**** Stored rows
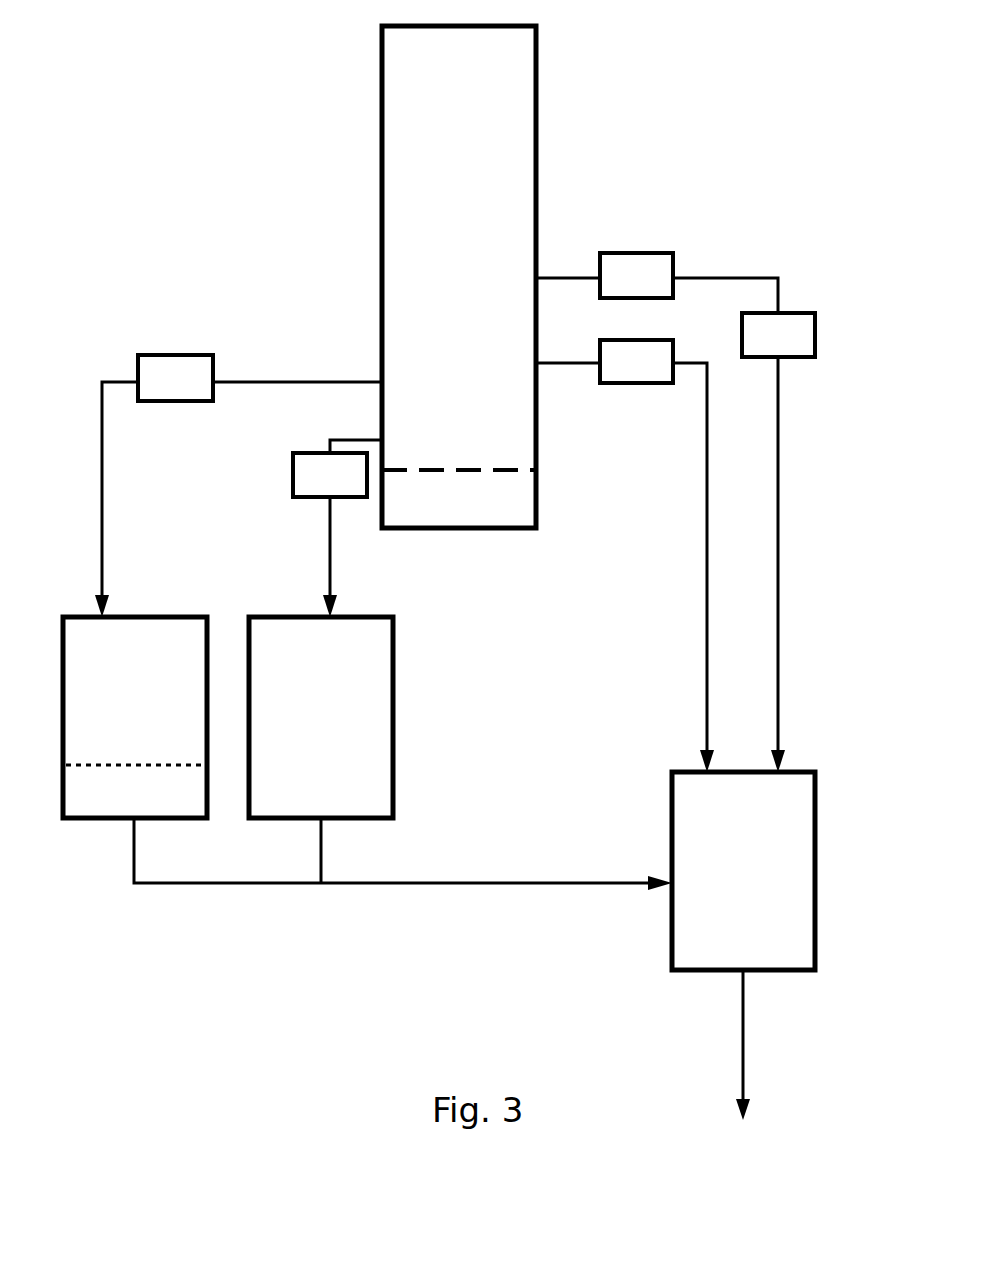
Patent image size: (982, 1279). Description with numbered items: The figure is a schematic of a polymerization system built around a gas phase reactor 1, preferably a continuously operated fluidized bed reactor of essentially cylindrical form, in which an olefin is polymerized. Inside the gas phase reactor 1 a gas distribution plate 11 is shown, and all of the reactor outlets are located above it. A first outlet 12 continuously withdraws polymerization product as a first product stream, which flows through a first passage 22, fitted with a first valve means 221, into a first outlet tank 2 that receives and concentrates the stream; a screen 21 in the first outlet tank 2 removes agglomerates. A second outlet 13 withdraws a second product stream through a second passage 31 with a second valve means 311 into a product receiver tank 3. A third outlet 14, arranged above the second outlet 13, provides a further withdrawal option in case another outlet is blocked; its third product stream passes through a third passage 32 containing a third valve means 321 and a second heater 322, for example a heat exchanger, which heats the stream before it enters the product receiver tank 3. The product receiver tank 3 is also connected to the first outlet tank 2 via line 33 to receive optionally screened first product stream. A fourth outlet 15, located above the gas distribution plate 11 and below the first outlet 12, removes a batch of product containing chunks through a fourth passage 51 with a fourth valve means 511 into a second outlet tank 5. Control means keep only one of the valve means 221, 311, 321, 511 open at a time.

The gas phase reactor 1 is at (450, 292).
The gas distribution plate 11 is at (470, 468).
The first outlet 12 is at (379, 370).
The second outlet 13 is at (551, 369).
The third outlet 14 is at (548, 261).
The fourth outlet 15 is at (377, 437).
The first outlet tank 2 is at (124, 730).
The screen 21 is at (106, 765).
The first passage 22 is at (100, 427).
The first valve means 221 is at (150, 391).
The product receiver tank 3 is at (734, 884).
The second passage 31 is at (705, 560).
The second valve means 311 is at (661, 375).
The third passage 32 is at (780, 440).
The third valve means 321 is at (661, 289).
The second heater 322 is at (803, 348).
The line 33 is at (578, 883).
The second outlet tank 5 is at (311, 730).
The fourth passage 51 is at (328, 552).
The fourth valve means 511 is at (305, 488).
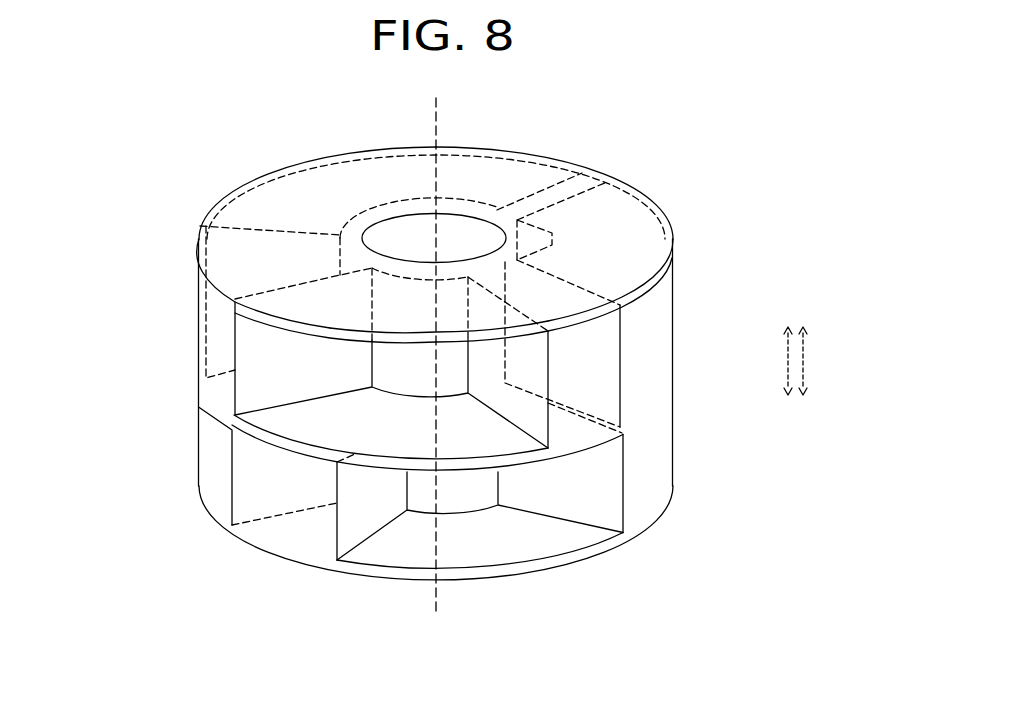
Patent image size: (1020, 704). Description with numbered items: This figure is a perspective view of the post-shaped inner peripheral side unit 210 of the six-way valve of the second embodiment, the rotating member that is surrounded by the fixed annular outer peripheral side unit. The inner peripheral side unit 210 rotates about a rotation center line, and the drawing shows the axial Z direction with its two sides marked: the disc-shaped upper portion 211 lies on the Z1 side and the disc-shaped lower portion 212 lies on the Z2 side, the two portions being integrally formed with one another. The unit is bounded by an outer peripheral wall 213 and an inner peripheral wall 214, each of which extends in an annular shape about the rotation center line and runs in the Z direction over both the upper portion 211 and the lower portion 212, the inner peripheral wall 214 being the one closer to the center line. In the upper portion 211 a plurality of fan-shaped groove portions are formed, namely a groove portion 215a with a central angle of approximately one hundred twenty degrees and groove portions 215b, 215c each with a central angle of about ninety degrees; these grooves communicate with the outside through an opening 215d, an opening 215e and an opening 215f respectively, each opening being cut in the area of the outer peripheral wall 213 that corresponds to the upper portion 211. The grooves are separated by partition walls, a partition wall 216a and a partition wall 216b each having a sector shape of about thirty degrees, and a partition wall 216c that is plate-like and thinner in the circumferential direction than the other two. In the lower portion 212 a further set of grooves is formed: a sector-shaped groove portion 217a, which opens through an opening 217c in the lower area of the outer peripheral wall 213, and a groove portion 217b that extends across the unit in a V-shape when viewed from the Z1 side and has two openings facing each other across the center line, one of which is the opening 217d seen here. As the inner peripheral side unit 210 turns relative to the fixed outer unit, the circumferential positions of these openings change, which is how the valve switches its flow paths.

The inner peripheral side unit 210 is at (104, 105).
The upper portion 211 is at (198, 247).
The lower portion 212 is at (685, 380).
The outer peripheral wall 213 is at (583, 366).
The inner peripheral wall 214 is at (453, 237).
The groove portion 215a is at (383, 173).
The groove portion 215b is at (329, 295).
The groove portion 215c is at (596, 215).
The opening 215d is at (343, 150).
The opening 215e is at (268, 298).
The opening 215f is at (661, 287).
The partition wall 216a is at (248, 252).
The partition wall 216b is at (547, 290).
The partition wall 216c is at (545, 203).
The groove portion 217a is at (499, 530).
The groove portion 217b is at (250, 485).
The opening 217c is at (352, 527).
The opening 217d is at (196, 436).
The Z direction Z is at (811, 361).
The Z1 side Z1 is at (770, 358).
The Z2 side Z2 is at (770, 380).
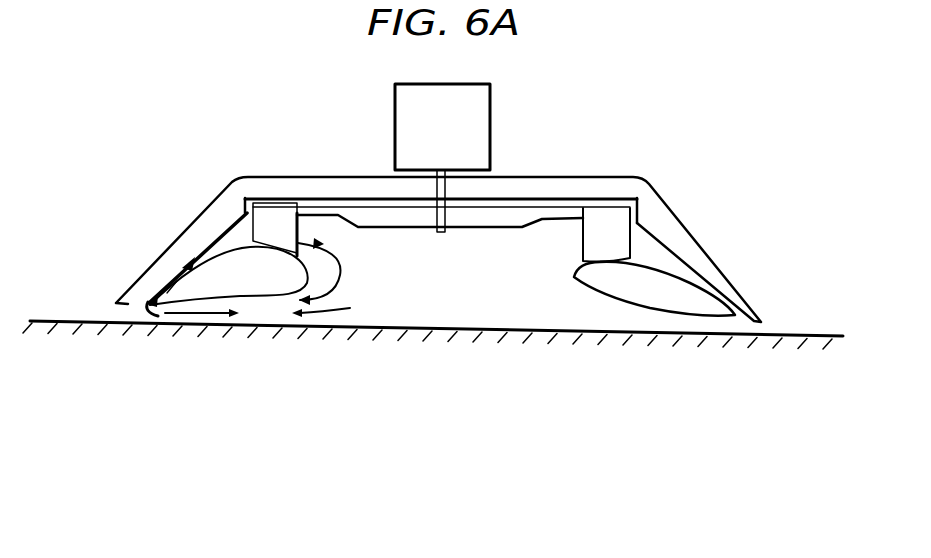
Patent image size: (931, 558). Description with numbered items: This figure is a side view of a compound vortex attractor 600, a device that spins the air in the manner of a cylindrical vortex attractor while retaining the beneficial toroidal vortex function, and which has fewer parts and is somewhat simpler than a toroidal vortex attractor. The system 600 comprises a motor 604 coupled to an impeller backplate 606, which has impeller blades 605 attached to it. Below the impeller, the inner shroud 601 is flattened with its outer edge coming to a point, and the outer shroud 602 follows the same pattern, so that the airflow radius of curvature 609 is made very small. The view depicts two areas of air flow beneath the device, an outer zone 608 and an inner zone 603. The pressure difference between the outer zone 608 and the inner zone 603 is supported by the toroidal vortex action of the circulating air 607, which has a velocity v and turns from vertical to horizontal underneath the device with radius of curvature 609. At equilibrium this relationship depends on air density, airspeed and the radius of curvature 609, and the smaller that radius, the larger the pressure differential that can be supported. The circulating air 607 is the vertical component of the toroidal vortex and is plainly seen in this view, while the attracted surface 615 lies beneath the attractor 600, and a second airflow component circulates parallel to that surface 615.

The compound vortex attractor 600 is at (757, 135).
The inner shroud 601 is at (660, 287).
The outer shroud 602 is at (643, 203).
The inner zone 603 is at (565, 250).
The motor 604 is at (490, 110).
The impeller blades 605 is at (268, 222).
The impeller backplate 606 is at (401, 221).
The circulating air 607 is at (240, 322).
The outer zone 608 is at (210, 240).
The airflow radius of curvature 609 is at (167, 293).
The attracted surface 615 is at (560, 336).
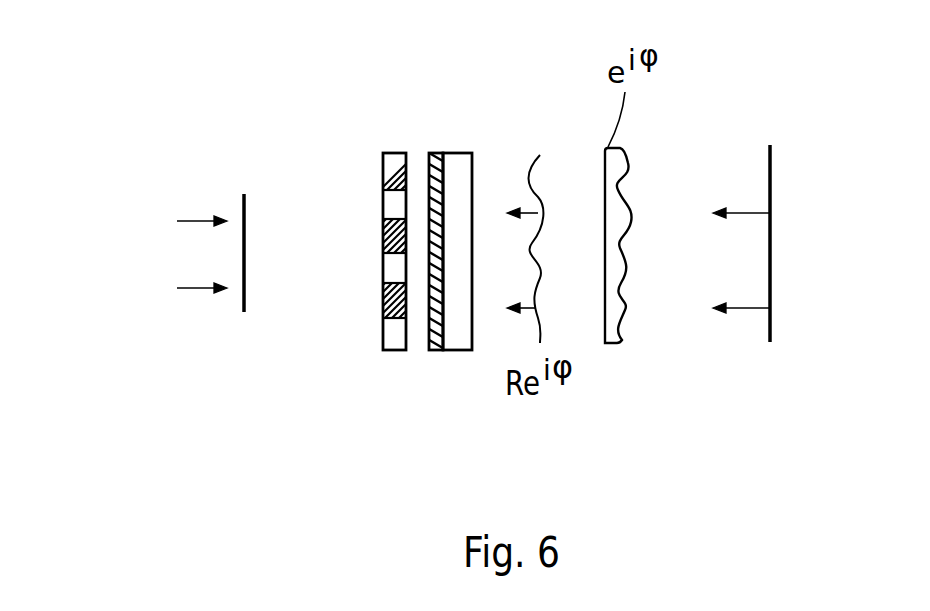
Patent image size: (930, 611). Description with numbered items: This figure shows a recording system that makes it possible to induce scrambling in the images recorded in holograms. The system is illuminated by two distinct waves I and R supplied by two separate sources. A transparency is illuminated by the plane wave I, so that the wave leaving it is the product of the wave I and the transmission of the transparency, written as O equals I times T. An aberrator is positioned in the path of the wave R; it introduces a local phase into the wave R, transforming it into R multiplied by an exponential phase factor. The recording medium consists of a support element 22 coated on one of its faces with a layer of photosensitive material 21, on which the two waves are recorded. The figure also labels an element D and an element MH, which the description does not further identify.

The plane wave I is at (210, 241).
The diffuser or detector transmission mask D is at (393, 152).
The master hologram MH is at (433, 152).
The layer of photosensitive material 21 is at (435, 350).
The support element 22 is at (465, 294).
The wave R is at (746, 222).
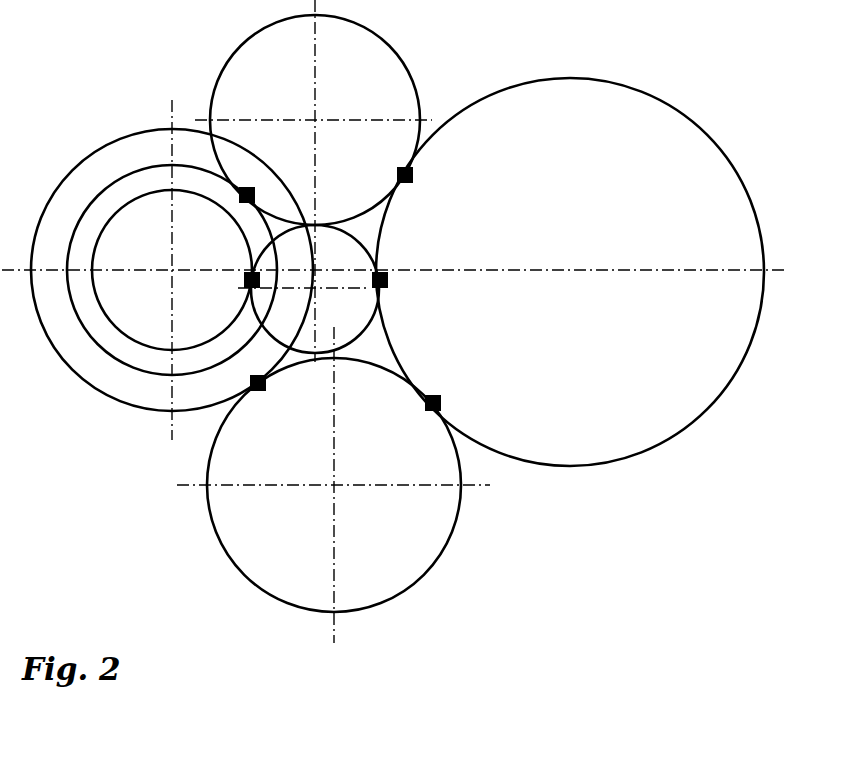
********
_What this task involves_. Reproduce all of the records above without the pictures, substituting "Drawing dimensions" for every occurrence of "Patent image size" and leaving everything else unchanged.

_Expected answer_.
Drawing dimensions: (982, 1279). Description with numbered items: The figure is a schematic of a polymerization system built around a gas phase reactor 1, preferably a continuously operated fluidized bed reactor of essentially cylindrical form, in which an olefin is polymerized. Inside the gas phase reactor 1 a gas distribution plate 11 is shown, and all of the reactor outlets are located above it. A first outlet 12 continuously withdraws polymerization product as a first product stream, which flows through a first passage 22, fitted with a first valve means 221, into a first outlet tank 2 that receives and concentrates the stream; a screen 21 in the first outlet tank 2 removes agglomerates. A second outlet 13 withdraws a second product stream through a second passage 31 with a second valve means 311 into a product receiver tank 3. A third outlet 14, arranged above the second outlet 13, provides a further withdrawal option in case another outlet is blocked; its third product stream passes through a third passage 32 containing a third valve means 321 and a second heater 322, for example a heat exchanger, which heats the stream before it enters the product receiver tank 3. The product receiver tank 3 is also connected to the first outlet tank 2 via line 33 to receive optionally screened first product stream. A fourth outlet 15, located above the gas distribution plate 11 and below the first outlet 12, removes a batch of product containing chunks through a fourth passage 51 with a fourth valve means 511 into a second outlet tank 5. Control means keep only one of the valve means 221, 311, 321, 511 open at a time.

The gas phase reactor 1 is at (450, 292).
The gas distribution plate 11 is at (470, 468).
The first outlet 12 is at (379, 370).
The second outlet 13 is at (551, 369).
The third outlet 14 is at (548, 261).
The fourth outlet 15 is at (377, 437).
The first outlet tank 2 is at (124, 730).
The screen 21 is at (106, 765).
The first passage 22 is at (100, 427).
The first valve means 221 is at (150, 391).
The product receiver tank 3 is at (734, 884).
The second passage 31 is at (705, 560).
The second valve means 311 is at (661, 375).
The third passage 32 is at (780, 440).
The third valve means 321 is at (661, 289).
The second heater 322 is at (803, 348).
The line 33 is at (578, 883).
The second outlet tank 5 is at (311, 730).
The fourth passage 51 is at (328, 552).
The fourth valve means 511 is at (305, 488).
Drawing dimensions: (1020, 704). Description with numbered items: This figure is a perspective view of the post-shaped inner peripheral side unit 210 of the six-way valve of the second embodiment, the rotating member that is surrounded by the fixed annular outer peripheral side unit. The inner peripheral side unit 210 rotates about a rotation center line, and the drawing shows the axial Z direction with its two sides marked: the disc-shaped upper portion 211 lies on the Z1 side and the disc-shaped lower portion 212 lies on the Z2 side, the two portions being integrally formed with one another. The unit is bounded by an outer peripheral wall 213 and an inner peripheral wall 214, each of which extends in an annular shape about the rotation center line and runs in the Z direction over both the upper portion 211 and the lower portion 212, the inner peripheral wall 214 being the one closer to the center line. In the upper portion 211 a plurality of fan-shaped groove portions are formed, namely a groove portion 215a with a central angle of approximately one hundred twenty degrees and groove portions 215b, 215c each with a central angle of about ninety degrees; these grooves communicate with the outside through an opening 215d, an opening 215e and an opening 215f respectively, each opening being cut in the area of the outer peripheral wall 213 that corresponds to the upper portion 211. The grooves are separated by partition walls, a partition wall 216a and a partition wall 216b each having a sector shape of about thirty degrees, and a partition wall 216c that is plate-like and thinner in the circumferential direction than the other two. In the lower portion 212 a further set of grooves is formed: a sector-shaped groove portion 217a, which opens through an opening 217c in the lower area of the outer peripheral wall 213, and a groove portion 217b that extends across the unit in a V-shape when viewed from the Z1 side and has two openings facing each other across the center line, one of which is the opening 217d seen here. As the inner peripheral side unit 210 turns relative to the fixed outer unit, the circumferential positions of these openings change, which is how the valve switches its flow paths.

The inner peripheral side unit 210 is at (104, 105).
The upper portion 211 is at (198, 247).
The lower portion 212 is at (685, 380).
The outer peripheral wall 213 is at (583, 366).
The inner peripheral wall 214 is at (453, 237).
The groove portion 215a is at (383, 173).
The groove portion 215b is at (329, 295).
The groove portion 215c is at (596, 215).
The opening 215d is at (343, 150).
The opening 215e is at (268, 298).
The opening 215f is at (661, 287).
The partition wall 216a is at (248, 252).
The partition wall 216b is at (547, 290).
The partition wall 216c is at (545, 203).
The groove portion 217a is at (499, 530).
The groove portion 217b is at (250, 485).
The opening 217c is at (352, 527).
The opening 217d is at (196, 436).
The Z direction Z is at (811, 361).
The Z1 side Z1 is at (770, 358).
The Z2 side Z2 is at (770, 380).
Drawing dimensions: (931, 558). Description with numbered items: This figure is a side view of a compound vortex attractor 600, a device that spins the air in the manner of a cylindrical vortex attractor while retaining the beneficial toroidal vortex function, and which has fewer parts and is somewhat simpler than a toroidal vortex attractor. The system 600 comprises a motor 604 coupled to an impeller backplate 606, which has impeller blades 605 attached to it. Below the impeller, the inner shroud 601 is flattened with its outer edge coming to a point, and the outer shroud 602 follows the same pattern, so that the airflow radius of curvature 609 is made very small. The view depicts two areas of air flow beneath the device, an outer zone 608 and an inner zone 603. The pressure difference between the outer zone 608 and the inner zone 603 is supported by the toroidal vortex action of the circulating air 607, which has a velocity v and turns from vertical to horizontal underneath the device with radius of curvature 609. At equilibrium this relationship depends on air density, airspeed and the radius of curvature 609, and the smaller that radius, the larger the pressure differential that can be supported. The circulating air 607 is the vertical component of the toroidal vortex and is plainly seen in this view, while the attracted surface 615 lies beneath the attractor 600, and a second airflow component circulates parallel to that surface 615.

The compound vortex attractor 600 is at (757, 135).
The inner shroud 601 is at (660, 287).
The outer shroud 602 is at (643, 203).
The inner zone 603 is at (565, 250).
The motor 604 is at (490, 110).
The impeller blades 605 is at (268, 222).
The impeller backplate 606 is at (401, 221).
The circulating air 607 is at (240, 322).
The outer zone 608 is at (210, 240).
The airflow radius of curvature 609 is at (167, 293).
The attracted surface 615 is at (560, 336).
Drawing dimensions: (930, 611). Description with numbered items: This figure shows a recording system that makes it possible to induce scrambling in the images recorded in holograms. The system is illuminated by two distinct waves I and R supplied by two separate sources. A transparency is illuminated by the plane wave I, so that the wave leaving it is the product of the wave I and the transmission of the transparency, written as O equals I times T. An aberrator is positioned in the path of the wave R; it introduces a local phase into the wave R, transforming it into R multiplied by an exponential phase factor. The recording medium consists of a support element 22 coated on one of its faces with a layer of photosensitive material 21, on which the two waves are recorded. The figure also labels an element D and an element MH, which the description does not further identify.

The plane wave I is at (210, 241).
The diffuser or detector transmission mask D is at (393, 152).
The master hologram MH is at (433, 152).
The layer of photosensitive material 21 is at (435, 350).
The support element 22 is at (465, 294).
The wave R is at (746, 222).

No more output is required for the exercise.